◆ Description of the task ◆
The records below are made of lines; count those holding the word "Innovations" and give the number only.

++++++++

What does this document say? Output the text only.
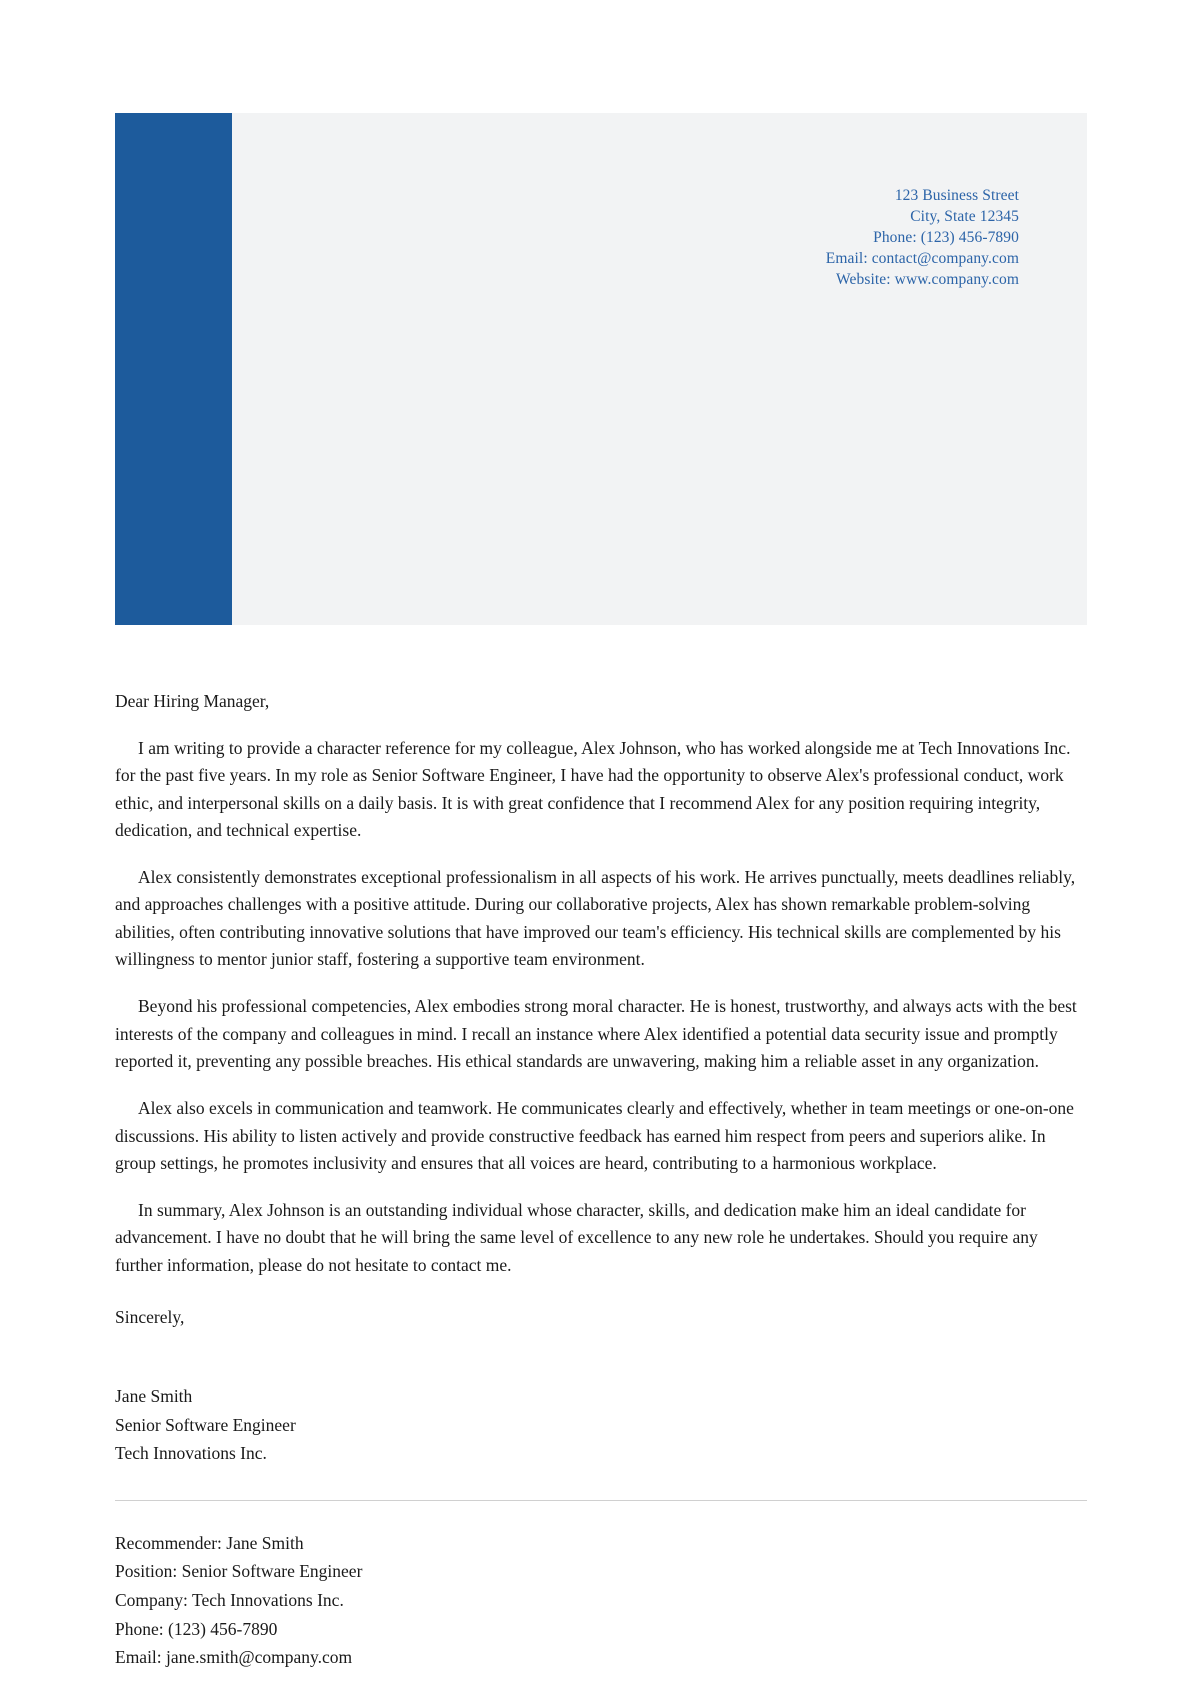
123 Business Street
City, State 12345
Phone: (123) 456-7890
Email: contact@company.com
Website: www.company.com

Dear Hiring Manager,

I am writing to provide a character reference for my colleague, Alex Johnson, who has worked alongside me at Tech Innovations Inc. for the past five years. In my role as Senior Software Engineer, I have had the opportunity to observe Alex's professional conduct, work ethic, and interpersonal skills on a daily basis. It is with great confidence that I recommend Alex for any position requiring integrity, dedication, and technical expertise.

Alex consistently demonstrates exceptional professionalism in all aspects of his work. He arrives punctually, meets deadlines reliably, and approaches challenges with a positive attitude. During our collaborative projects, Alex has shown remarkable problem-solving abilities, often contributing innovative solutions that have improved our team's efficiency. His technical skills are complemented by his willingness to mentor junior staff, fostering a supportive team environment.

Beyond his professional competencies, Alex embodies strong moral character. He is honest, trustworthy, and always acts with the best interests of the company and colleagues in mind. I recall an instance where Alex identified a potential data security issue and promptly reported it, preventing any possible breaches. His ethical standards are unwavering, making him a reliable asset in any organization.

Alex also excels in communication and teamwork. He communicates clearly and effectively, whether in team meetings or one-on-one discussions. His ability to listen actively and provide constructive feedback has earned him respect from peers and superiors alike. In group settings, he promotes inclusivity and ensures that all voices are heard, contributing to a harmonious workplace.

In summary, Alex Johnson is an outstanding individual whose character, skills, and dedication make him an ideal candidate for advancement. I have no doubt that he will bring the same level of excellence to any new role he undertakes. Should you require any further information, please do not hesitate to contact me.

Sincerely,

Jane Smith
Senior Software Engineer
Tech Innovations Inc.
Recommender: Jane Smith
Position: Senior Software Engineer
Company: Tech Innovations Inc.
Phone: (123) 456-7890
Email: jane.smith@company.com
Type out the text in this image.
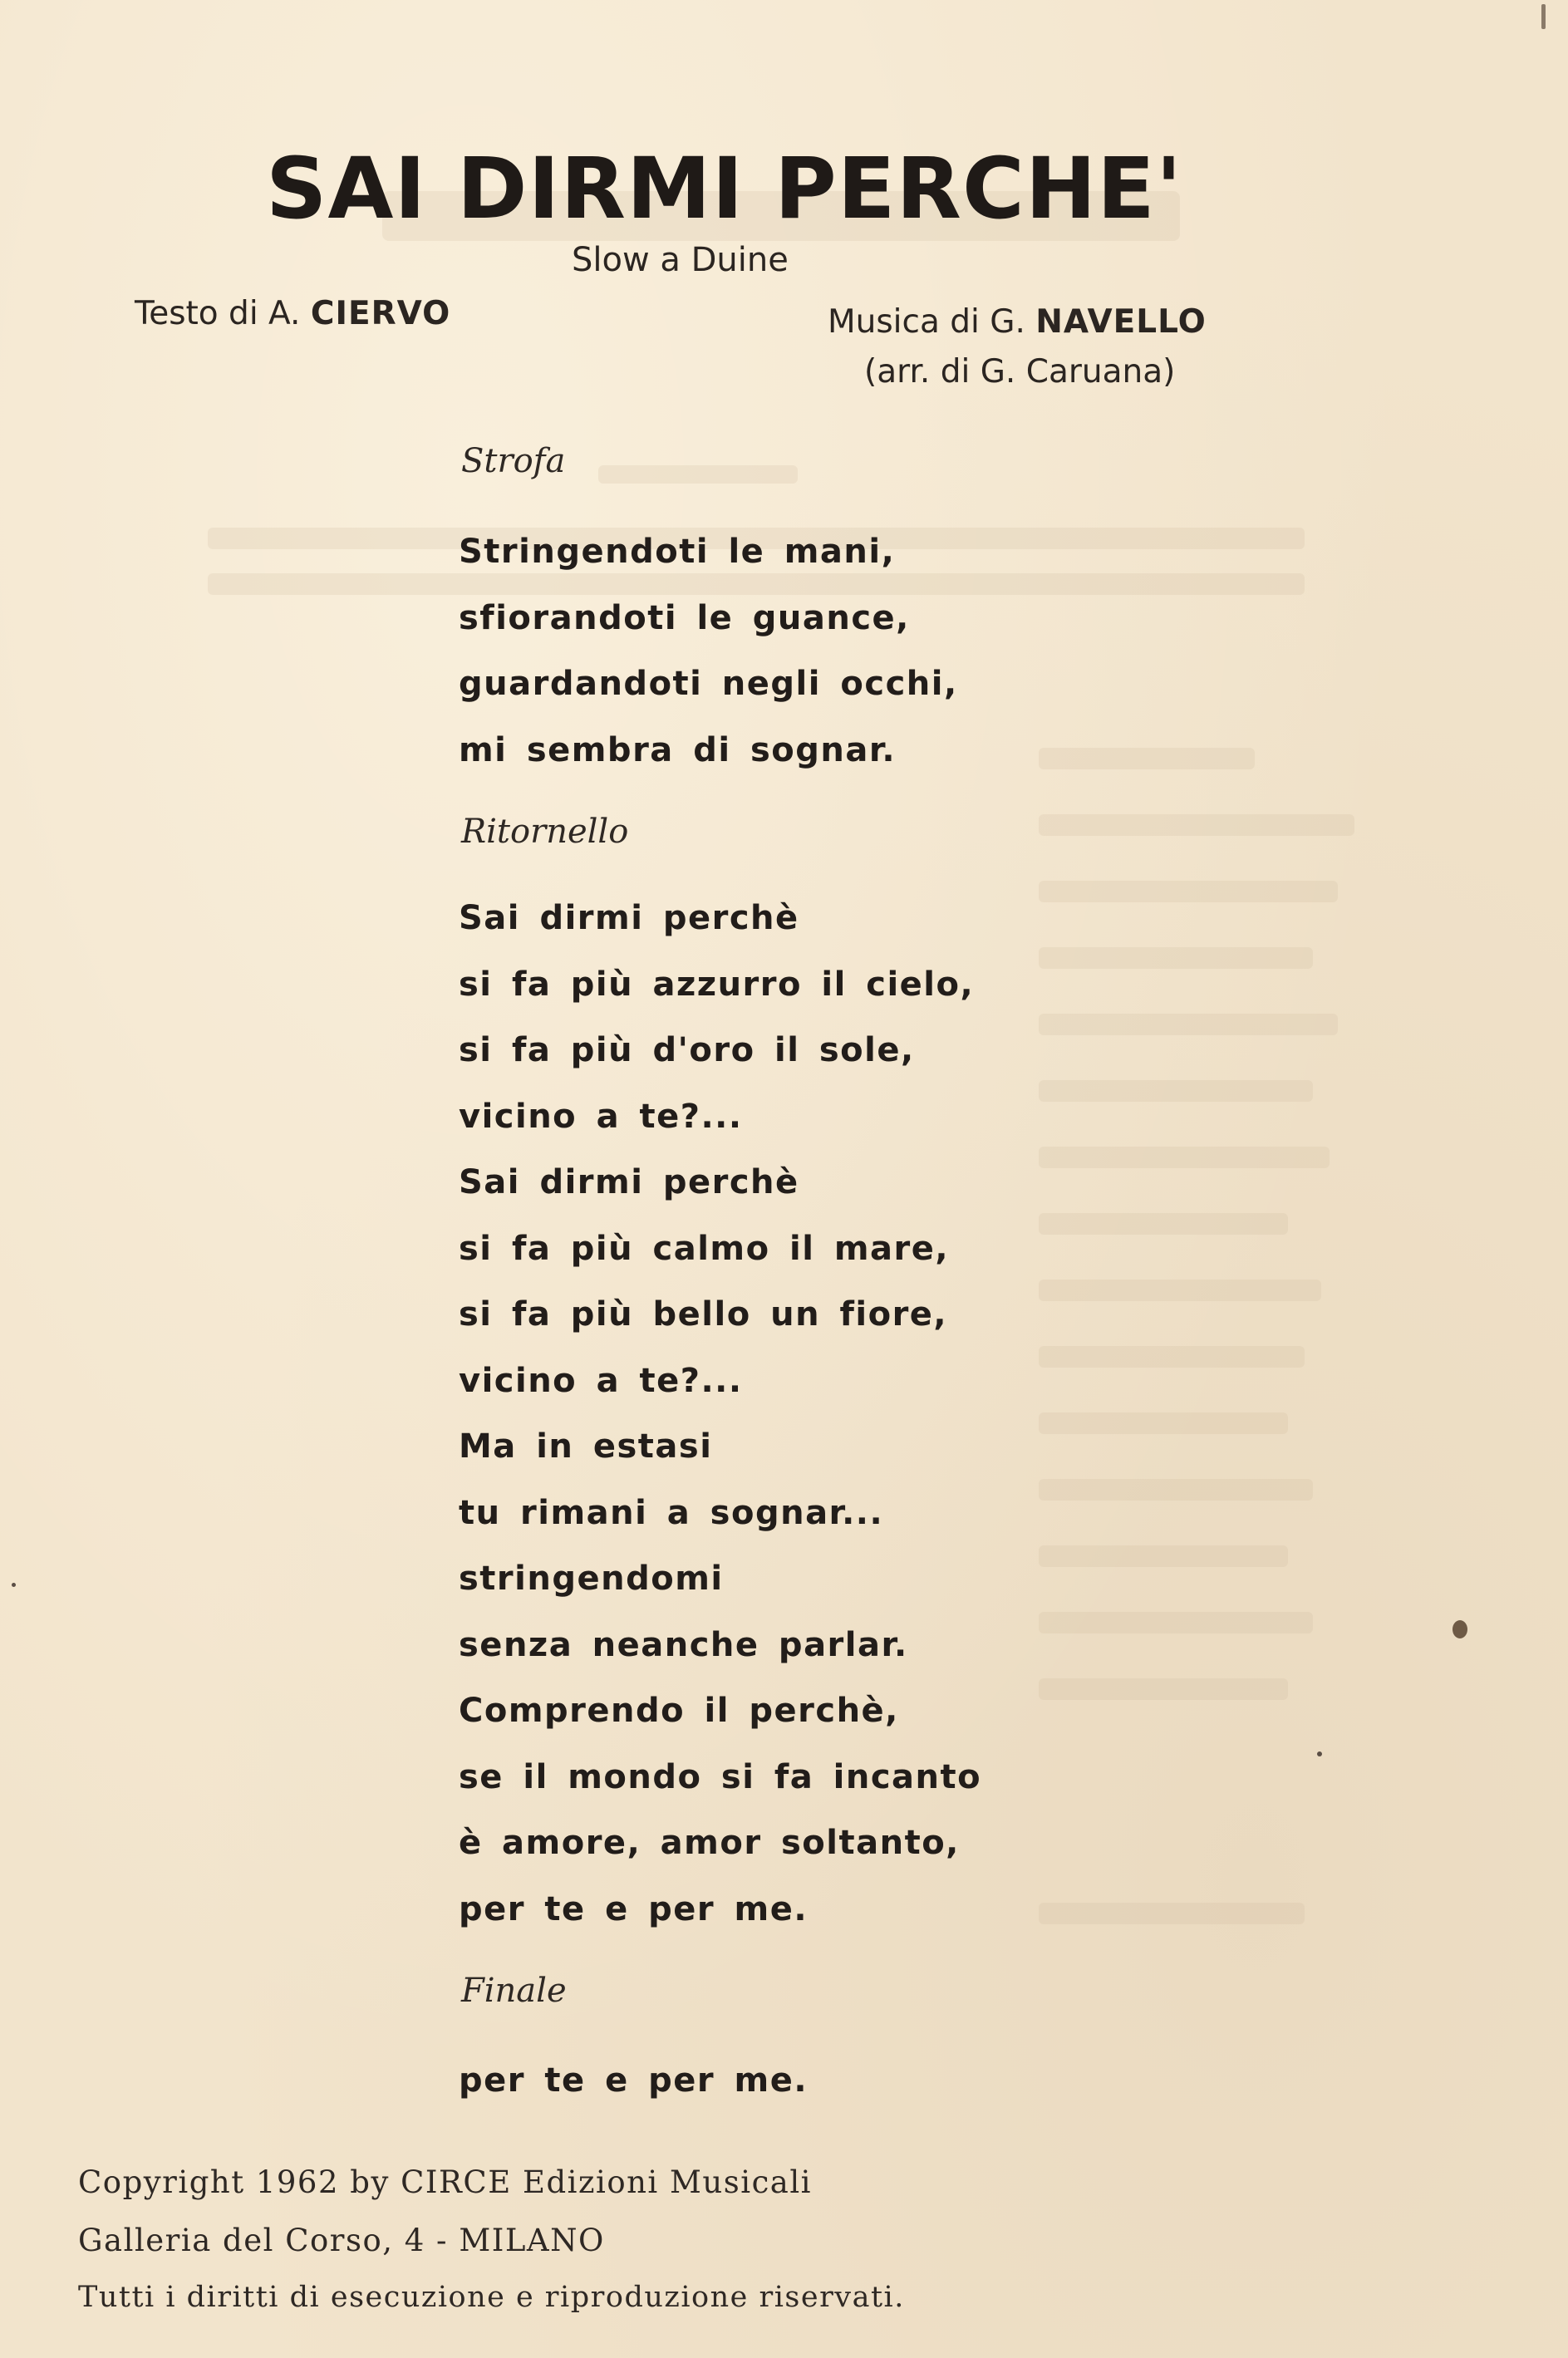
SAI DIRMI PERCHE'
Slow a Duine
Testo di A. CIERVO	Musica di G. NAVELLO
(arr. di G. Caruana)
Strofa
Stringendoti le mani,
sfiorandoti le guance,
guardandoti negli occhi,
mi sembra di sognar.
Ritornello
Sai dirmi perchè
si fa più azzurro il cielo,
si fa più d'oro il sole,
vicino a te?...
Sai dirmi perchè
si fa più calmo il mare,
si fa più bello un fiore,
vicino a te?...
Ma in estasi
tu rimani a sognar...
stringendomi
senza neanche parlar.
Comprendo il perchè,
se il mondo si fa incanto
è amore, amor soltanto,
per te e per me.
Finale
per te e per me.
Copyright 1962 by CIRCE Edizioni Musicali
Galleria del Corso, 4 - MILANO
Tutti i diritti di esecuzione e riproduzione riservati.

++++++++

◆ Expected output ◆
3